====== DATA TO PROCESS

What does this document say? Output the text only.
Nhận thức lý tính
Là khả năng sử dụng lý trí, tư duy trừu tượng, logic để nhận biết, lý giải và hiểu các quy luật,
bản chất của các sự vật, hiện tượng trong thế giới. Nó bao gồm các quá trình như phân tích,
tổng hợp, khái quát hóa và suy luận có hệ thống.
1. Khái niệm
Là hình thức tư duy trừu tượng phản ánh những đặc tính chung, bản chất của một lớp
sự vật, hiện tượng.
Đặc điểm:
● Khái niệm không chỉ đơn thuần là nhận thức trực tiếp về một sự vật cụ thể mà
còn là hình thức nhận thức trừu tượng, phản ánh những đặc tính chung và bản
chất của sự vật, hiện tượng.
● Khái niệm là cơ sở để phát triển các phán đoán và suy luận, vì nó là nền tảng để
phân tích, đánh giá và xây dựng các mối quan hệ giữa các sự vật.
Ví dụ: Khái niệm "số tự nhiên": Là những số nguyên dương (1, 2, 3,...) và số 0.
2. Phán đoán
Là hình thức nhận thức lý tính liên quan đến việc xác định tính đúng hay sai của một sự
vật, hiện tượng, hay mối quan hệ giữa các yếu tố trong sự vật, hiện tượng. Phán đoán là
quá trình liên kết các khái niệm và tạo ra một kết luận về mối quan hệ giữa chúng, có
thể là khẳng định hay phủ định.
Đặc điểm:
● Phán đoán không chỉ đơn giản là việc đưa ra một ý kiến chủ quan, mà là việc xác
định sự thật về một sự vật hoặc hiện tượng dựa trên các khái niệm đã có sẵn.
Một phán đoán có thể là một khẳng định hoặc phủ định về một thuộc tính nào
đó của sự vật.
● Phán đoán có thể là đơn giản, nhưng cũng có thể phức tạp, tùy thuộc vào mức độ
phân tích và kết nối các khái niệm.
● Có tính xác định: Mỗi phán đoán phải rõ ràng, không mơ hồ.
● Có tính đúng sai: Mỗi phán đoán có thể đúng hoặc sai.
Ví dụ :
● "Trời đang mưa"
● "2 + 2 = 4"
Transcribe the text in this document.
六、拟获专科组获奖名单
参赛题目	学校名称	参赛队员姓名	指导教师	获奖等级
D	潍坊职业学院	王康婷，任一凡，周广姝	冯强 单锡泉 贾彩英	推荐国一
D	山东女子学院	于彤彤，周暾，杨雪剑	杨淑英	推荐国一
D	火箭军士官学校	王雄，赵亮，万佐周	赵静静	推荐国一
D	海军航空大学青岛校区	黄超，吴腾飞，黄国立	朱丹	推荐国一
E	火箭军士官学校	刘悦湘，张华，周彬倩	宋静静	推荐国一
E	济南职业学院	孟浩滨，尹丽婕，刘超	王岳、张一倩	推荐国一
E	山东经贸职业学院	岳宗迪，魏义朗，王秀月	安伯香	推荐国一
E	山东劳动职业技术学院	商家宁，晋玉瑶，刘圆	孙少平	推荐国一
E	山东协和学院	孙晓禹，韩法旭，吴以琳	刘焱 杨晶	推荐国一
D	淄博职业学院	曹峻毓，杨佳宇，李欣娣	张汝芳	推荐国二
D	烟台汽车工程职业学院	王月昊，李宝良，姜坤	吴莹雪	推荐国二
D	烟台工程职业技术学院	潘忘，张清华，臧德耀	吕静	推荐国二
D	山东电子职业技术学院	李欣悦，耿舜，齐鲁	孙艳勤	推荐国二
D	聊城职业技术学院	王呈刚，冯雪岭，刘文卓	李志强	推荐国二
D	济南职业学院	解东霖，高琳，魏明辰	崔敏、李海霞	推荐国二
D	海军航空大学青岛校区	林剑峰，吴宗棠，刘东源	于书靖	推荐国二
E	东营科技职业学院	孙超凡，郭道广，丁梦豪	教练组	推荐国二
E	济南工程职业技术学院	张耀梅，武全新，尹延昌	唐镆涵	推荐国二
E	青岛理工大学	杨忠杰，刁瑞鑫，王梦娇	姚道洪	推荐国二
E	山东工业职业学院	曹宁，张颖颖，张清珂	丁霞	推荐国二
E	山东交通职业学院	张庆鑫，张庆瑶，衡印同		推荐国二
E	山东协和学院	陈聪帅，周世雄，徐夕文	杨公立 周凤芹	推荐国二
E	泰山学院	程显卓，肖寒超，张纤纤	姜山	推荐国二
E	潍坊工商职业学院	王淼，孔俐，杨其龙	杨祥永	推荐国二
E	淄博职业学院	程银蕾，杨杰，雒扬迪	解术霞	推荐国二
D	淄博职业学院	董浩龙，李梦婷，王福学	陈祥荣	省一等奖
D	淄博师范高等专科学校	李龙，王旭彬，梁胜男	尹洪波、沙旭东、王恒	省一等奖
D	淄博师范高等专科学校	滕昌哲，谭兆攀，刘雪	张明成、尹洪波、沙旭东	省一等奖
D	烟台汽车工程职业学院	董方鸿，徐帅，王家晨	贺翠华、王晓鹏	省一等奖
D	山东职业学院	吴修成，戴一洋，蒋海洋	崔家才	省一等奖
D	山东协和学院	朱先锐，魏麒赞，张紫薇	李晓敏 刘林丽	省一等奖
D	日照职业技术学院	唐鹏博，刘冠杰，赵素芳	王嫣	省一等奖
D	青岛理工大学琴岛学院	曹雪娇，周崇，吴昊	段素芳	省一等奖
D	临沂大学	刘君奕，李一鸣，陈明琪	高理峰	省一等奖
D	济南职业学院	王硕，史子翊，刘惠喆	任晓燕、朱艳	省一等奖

============

- AIM -
Copy down the whole of the data above, matching it exactly.

- RESULT -
What does this document say? Output the text only.
Nhận thức lý tính
Là khả năng sử dụng lý trí, tư duy trừu tượng, logic để nhận biết, lý giải và hiểu các quy luật,
bản chất của các sự vật, hiện tượng trong thế giới. Nó bao gồm các quá trình như phân tích,
tổng hợp, khái quát hóa và suy luận có hệ thống.
1. Khái niệm
Là hình thức tư duy trừu tượng phản ánh những đặc tính chung, bản chất của một lớp
sự vật, hiện tượng.
Đặc điểm:
● Khái niệm không chỉ đơn thuần là nhận thức trực tiếp về một sự vật cụ thể mà
còn là hình thức nhận thức trừu tượng, phản ánh những đặc tính chung và bản
chất của sự vật, hiện tượng.
● Khái niệm là cơ sở để phát triển các phán đoán và suy luận, vì nó là nền tảng để
phân tích, đánh giá và xây dựng các mối quan hệ giữa các sự vật.
Ví dụ: Khái niệm "số tự nhiên": Là những số nguyên dương (1, 2, 3,...) và số 0.
2. Phán đoán
Là hình thức nhận thức lý tính liên quan đến việc xác định tính đúng hay sai của một sự
vật, hiện tượng, hay mối quan hệ giữa các yếu tố trong sự vật, hiện tượng. Phán đoán là
quá trình liên kết các khái niệm và tạo ra một kết luận về mối quan hệ giữa chúng, có
thể là khẳng định hay phủ định.
Đặc điểm:
● Phán đoán không chỉ đơn giản là việc đưa ra một ý kiến chủ quan, mà là việc xác
định sự thật về một sự vật hoặc hiện tượng dựa trên các khái niệm đã có sẵn.
Một phán đoán có thể là một khẳng định hoặc phủ định về một thuộc tính nào
đó của sự vật.
● Phán đoán có thể là đơn giản, nhưng cũng có thể phức tạp, tùy thuộc vào mức độ
phân tích và kết nối các khái niệm.
● Có tính xác định: Mỗi phán đoán phải rõ ràng, không mơ hồ.
● Có tính đúng sai: Mỗi phán đoán có thể đúng hoặc sai.
Ví dụ :
● "Trời đang mưa"
● "2 + 2 = 4"
Transcribe the text in this document.
六、拟获专科组获奖名单
参赛题目	学校名称	参赛队员姓名	指导教师	获奖等级
D	潍坊职业学院	王康婷，任一凡，周广姝	冯强 单锡泉 贾彩英	推荐国一
D	山东女子学院	于彤彤，周暾，杨雪剑	杨淑英	推荐国一
D	火箭军士官学校	王雄，赵亮，万佐周	赵静静	推荐国一
D	海军航空大学青岛校区	黄超，吴腾飞，黄国立	朱丹	推荐国一
E	火箭军士官学校	刘悦湘，张华，周彬倩	宋静静	推荐国一
E	济南职业学院	孟浩滨，尹丽婕，刘超	王岳、张一倩	推荐国一
E	山东经贸职业学院	岳宗迪，魏义朗，王秀月	安伯香	推荐国一
E	山东劳动职业技术学院	商家宁，晋玉瑶，刘圆	孙少平	推荐国一
E	山东协和学院	孙晓禹，韩法旭，吴以琳	刘焱 杨晶	推荐国一
D	淄博职业学院	曹峻毓，杨佳宇，李欣娣	张汝芳	推荐国二
D	烟台汽车工程职业学院	王月昊，李宝良，姜坤	吴莹雪	推荐国二
D	烟台工程职业技术学院	潘忘，张清华，臧德耀	吕静	推荐国二
D	山东电子职业技术学院	李欣悦，耿舜，齐鲁	孙艳勤	推荐国二
D	聊城职业技术学院	王呈刚，冯雪岭，刘文卓	李志强	推荐国二
D	济南职业学院	解东霖，高琳，魏明辰	崔敏、李海霞	推荐国二
D	海军航空大学青岛校区	林剑峰，吴宗棠，刘东源	于书靖	推荐国二
E	东营科技职业学院	孙超凡，郭道广，丁梦豪	教练组	推荐国二
E	济南工程职业技术学院	张耀梅，武全新，尹延昌	唐镆涵	推荐国二
E	青岛理工大学	杨忠杰，刁瑞鑫，王梦娇	姚道洪	推荐国二
E	山东工业职业学院	曹宁，张颖颖，张清珂	丁霞	推荐国二
E	山东交通职业学院	张庆鑫，张庆瑶，衡印同		推荐国二
E	山东协和学院	陈聪帅，周世雄，徐夕文	杨公立 周凤芹	推荐国二
E	泰山学院	程显卓，肖寒超，张纤纤	姜山	推荐国二
E	潍坊工商职业学院	王淼，孔俐，杨其龙	杨祥永	推荐国二
E	淄博职业学院	程银蕾，杨杰，雒扬迪	解术霞	推荐国二
D	淄博职业学院	董浩龙，李梦婷，王福学	陈祥荣	省一等奖
D	淄博师范高等专科学校	李龙，王旭彬，梁胜男	尹洪波、沙旭东、王恒	省一等奖
D	淄博师范高等专科学校	滕昌哲，谭兆攀，刘雪	张明成、尹洪波、沙旭东	省一等奖
D	烟台汽车工程职业学院	董方鸿，徐帅，王家晨	贺翠华、王晓鹏	省一等奖
D	山东职业学院	吴修成，戴一洋，蒋海洋	崔家才	省一等奖
D	山东协和学院	朱先锐，魏麒赞，张紫薇	李晓敏 刘林丽	省一等奖
D	日照职业技术学院	唐鹏博，刘冠杰，赵素芳	王嫣	省一等奖
D	青岛理工大学琴岛学院	曹雪娇，周崇，吴昊	段素芳	省一等奖
D	临沂大学	刘君奕，李一鸣，陈明琪	高理峰	省一等奖
D	济南职业学院	王硕，史子翊，刘惠喆	任晓燕、朱艳	省一等奖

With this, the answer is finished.